» What you should do
Set down exactly the lines running from the line with "Parse this screenshot: output" to the end of the listing below, both ends included.

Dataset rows

start

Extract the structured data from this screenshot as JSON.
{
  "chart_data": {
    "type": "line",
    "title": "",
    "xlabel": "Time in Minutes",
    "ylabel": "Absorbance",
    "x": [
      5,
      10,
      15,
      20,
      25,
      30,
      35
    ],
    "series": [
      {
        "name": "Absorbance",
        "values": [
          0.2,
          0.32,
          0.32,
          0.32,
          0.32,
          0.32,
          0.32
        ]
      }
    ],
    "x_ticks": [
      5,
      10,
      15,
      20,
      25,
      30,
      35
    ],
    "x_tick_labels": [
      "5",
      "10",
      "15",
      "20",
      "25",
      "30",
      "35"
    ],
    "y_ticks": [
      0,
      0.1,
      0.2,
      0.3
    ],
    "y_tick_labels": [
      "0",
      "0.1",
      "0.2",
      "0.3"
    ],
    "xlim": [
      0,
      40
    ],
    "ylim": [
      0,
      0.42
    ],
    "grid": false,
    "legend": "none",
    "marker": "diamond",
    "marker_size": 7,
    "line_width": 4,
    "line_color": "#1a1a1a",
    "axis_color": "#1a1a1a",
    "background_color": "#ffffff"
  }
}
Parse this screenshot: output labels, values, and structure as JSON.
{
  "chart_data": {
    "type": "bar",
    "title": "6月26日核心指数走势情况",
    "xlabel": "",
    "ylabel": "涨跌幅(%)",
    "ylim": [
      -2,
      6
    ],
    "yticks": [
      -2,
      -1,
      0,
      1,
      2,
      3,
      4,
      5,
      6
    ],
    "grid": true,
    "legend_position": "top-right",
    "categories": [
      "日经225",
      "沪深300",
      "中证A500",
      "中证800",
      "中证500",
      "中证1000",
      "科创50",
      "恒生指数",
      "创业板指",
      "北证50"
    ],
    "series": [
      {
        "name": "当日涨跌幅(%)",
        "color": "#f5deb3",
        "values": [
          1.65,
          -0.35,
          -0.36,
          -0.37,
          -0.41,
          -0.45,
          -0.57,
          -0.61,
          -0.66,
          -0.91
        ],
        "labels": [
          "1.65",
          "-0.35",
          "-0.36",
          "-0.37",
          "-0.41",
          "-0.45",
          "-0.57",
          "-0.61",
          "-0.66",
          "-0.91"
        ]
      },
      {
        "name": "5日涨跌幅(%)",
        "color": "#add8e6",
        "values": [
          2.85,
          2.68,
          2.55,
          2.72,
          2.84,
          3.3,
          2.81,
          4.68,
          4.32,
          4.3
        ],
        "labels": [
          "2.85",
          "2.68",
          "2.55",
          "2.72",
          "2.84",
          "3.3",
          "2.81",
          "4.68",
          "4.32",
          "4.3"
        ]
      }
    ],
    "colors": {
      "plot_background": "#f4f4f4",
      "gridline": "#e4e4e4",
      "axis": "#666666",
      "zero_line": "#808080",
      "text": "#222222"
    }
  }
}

end

» Task answer
Parse this screenshot: output labels, values, and structure as JSON.
{
  "chart_data": {
    "type": "bar",
    "title": "6月26日核心指数走势情况",
    "xlabel": "",
    "ylabel": "涨跌幅(%)",
    "ylim": [
      -2,
      6
    ],
    "yticks": [
      -2,
      -1,
      0,
      1,
      2,
      3,
      4,
      5,
      6
    ],
    "grid": true,
    "legend_position": "top-right",
    "categories": [
      "日经225",
      "沪深300",
      "中证A500",
      "中证800",
      "中证500",
      "中证1000",
      "科创50",
      "恒生指数",
      "创业板指",
      "北证50"
    ],
    "series": [
      {
        "name": "当日涨跌幅(%)",
        "color": "#f5deb3",
        "values": [
          1.65,
          -0.35,
          -0.36,
          -0.37,
          -0.41,
          -0.45,
          -0.57,
          -0.61,
          -0.66,
          -0.91
        ],
        "labels": [
          "1.65",
          "-0.35",
          "-0.36",
          "-0.37",
          "-0.41",
          "-0.45",
          "-0.57",
          "-0.61",
          "-0.66",
          "-0.91"
        ]
      },
      {
        "name": "5日涨跌幅(%)",
        "color": "#add8e6",
        "values": [
          2.85,
          2.68,
          2.55,
          2.72,
          2.84,
          3.3,
          2.81,
          4.68,
          4.32,
          4.3
        ],
        "labels": [
          "2.85",
          "2.68",
          "2.55",
          "2.72",
          "2.84",
          "3.3",
          "2.81",
          "4.68",
          "4.32",
          "4.3"
        ]
      }
    ],
    "colors": {
      "plot_background": "#f4f4f4",
      "gridline": "#e4e4e4",
      "axis": "#666666",
      "zero_line": "#808080",
      "text": "#222222"
    }
  }
}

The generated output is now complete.